Can you pull out each line of the data below that includes the word "ylabel"?

:: Dataset items ::
■ ■ ■ ■

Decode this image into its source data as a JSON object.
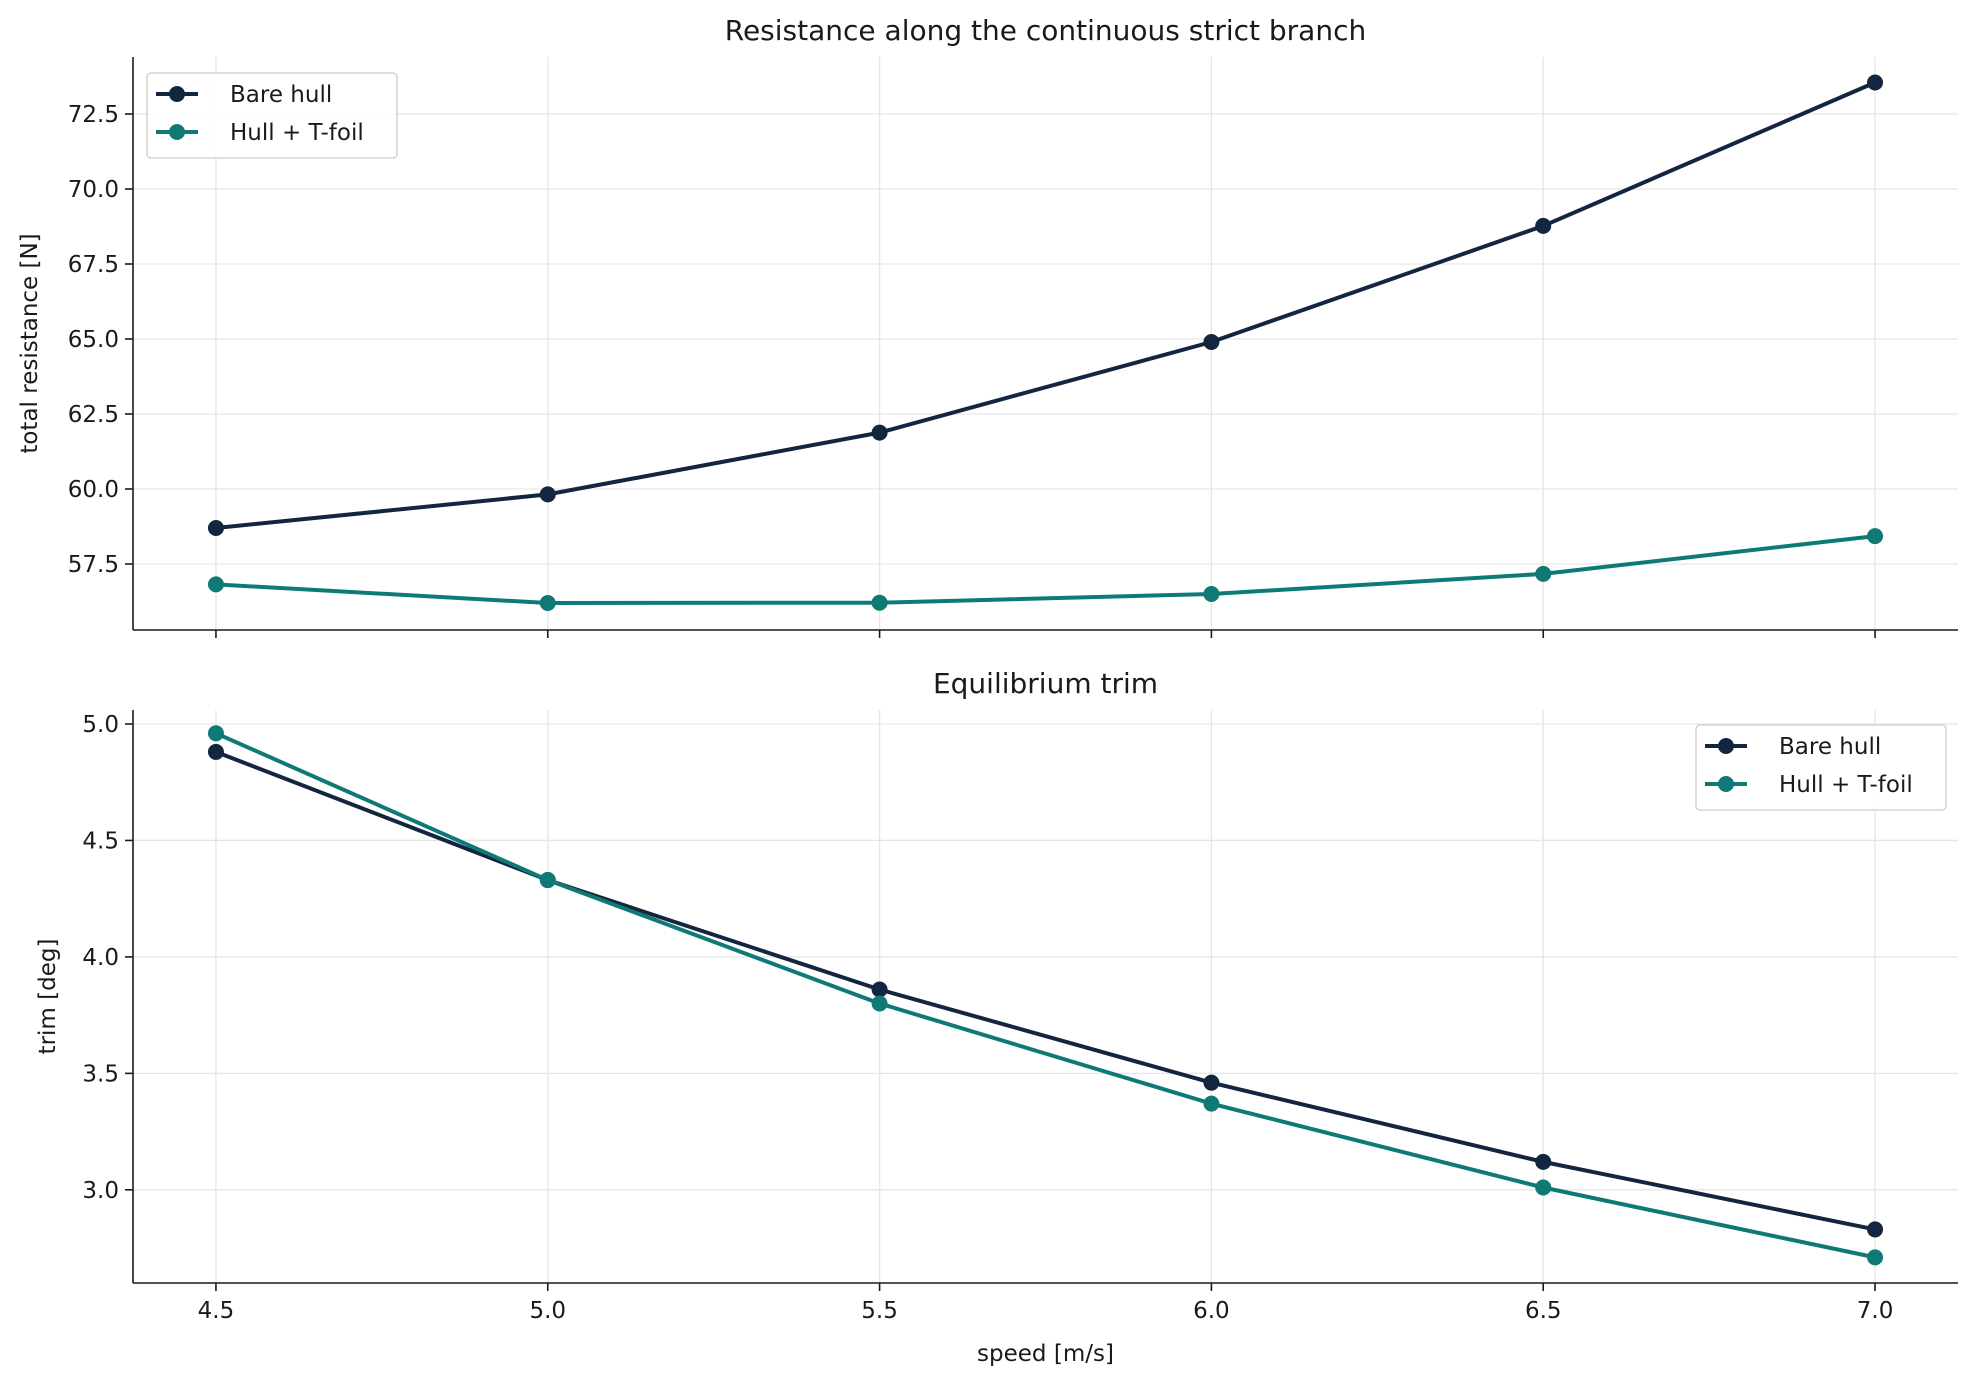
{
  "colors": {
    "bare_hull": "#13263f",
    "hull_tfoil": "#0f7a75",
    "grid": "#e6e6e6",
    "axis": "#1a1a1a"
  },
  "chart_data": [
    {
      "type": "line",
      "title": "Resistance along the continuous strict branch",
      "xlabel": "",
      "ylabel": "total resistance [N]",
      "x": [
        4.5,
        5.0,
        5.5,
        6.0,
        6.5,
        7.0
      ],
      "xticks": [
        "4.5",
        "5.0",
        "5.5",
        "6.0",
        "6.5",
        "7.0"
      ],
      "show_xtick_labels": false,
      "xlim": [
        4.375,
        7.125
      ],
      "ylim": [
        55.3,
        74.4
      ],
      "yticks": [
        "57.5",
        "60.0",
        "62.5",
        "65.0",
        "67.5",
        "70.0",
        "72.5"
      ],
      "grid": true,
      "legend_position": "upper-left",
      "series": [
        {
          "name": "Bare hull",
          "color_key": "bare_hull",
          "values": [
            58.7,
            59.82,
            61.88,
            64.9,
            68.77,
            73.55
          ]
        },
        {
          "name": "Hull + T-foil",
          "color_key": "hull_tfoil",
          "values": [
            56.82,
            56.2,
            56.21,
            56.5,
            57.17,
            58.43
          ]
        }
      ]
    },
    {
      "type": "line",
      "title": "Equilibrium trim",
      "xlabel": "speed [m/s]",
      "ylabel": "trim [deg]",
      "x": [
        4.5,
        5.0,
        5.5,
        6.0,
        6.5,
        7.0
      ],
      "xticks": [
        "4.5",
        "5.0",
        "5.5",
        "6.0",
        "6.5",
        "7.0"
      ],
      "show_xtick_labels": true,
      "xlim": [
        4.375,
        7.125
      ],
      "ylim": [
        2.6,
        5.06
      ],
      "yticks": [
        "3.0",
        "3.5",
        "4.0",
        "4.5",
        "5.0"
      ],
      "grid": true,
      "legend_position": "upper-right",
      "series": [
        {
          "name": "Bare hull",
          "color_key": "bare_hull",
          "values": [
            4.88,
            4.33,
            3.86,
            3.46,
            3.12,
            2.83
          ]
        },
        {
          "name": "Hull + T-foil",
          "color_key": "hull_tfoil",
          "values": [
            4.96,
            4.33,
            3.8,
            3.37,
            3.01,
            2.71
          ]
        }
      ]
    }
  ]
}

■ ■ ■ ■

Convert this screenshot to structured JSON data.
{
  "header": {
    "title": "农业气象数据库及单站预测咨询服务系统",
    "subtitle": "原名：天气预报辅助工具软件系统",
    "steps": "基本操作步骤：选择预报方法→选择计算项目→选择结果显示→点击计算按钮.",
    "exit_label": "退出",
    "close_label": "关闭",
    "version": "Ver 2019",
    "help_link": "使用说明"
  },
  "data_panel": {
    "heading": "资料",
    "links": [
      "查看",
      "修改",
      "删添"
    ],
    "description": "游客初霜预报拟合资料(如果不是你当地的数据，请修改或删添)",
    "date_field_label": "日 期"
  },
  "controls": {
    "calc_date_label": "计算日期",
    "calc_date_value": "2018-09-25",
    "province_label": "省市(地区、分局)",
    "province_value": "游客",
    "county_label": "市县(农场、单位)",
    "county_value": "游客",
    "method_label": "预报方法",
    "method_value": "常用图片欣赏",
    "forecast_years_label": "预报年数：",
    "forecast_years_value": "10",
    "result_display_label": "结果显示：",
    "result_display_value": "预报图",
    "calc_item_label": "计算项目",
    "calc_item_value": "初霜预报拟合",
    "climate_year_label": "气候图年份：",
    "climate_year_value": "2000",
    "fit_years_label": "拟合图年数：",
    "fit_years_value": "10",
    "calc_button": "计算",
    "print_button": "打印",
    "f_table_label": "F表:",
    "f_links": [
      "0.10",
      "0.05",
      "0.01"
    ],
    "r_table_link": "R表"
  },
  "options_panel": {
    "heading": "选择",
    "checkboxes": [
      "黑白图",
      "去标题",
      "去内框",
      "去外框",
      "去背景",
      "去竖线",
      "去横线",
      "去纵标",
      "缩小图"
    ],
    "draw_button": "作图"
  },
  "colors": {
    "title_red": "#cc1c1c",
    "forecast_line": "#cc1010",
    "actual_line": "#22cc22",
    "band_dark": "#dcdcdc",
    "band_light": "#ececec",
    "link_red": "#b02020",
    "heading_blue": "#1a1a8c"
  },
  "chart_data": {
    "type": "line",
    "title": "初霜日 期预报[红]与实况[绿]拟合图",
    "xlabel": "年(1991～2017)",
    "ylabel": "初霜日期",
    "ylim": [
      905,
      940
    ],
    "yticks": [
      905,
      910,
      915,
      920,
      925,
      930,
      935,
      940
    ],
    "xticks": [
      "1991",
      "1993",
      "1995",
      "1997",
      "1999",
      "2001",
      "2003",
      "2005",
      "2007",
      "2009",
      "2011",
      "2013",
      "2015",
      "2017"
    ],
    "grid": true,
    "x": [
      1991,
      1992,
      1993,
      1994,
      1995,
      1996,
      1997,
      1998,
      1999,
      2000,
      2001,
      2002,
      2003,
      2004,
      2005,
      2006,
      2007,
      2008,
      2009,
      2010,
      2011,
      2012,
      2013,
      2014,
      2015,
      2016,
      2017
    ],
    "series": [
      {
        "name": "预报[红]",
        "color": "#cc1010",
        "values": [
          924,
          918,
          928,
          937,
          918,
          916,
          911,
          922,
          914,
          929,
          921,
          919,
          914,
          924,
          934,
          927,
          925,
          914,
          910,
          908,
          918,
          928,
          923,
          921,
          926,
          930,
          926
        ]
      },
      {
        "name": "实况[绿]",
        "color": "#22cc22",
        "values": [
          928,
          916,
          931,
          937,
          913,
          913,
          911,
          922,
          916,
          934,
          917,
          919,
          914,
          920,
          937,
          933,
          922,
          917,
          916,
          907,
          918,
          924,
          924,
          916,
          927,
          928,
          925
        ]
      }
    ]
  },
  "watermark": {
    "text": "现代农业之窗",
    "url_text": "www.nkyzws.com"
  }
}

■ ■ ■ ■

:: The solution ::
      "ylabel": "total resistance [N]",
      "ylabel": "trim [deg]",
    "ylabel": "初霜日期",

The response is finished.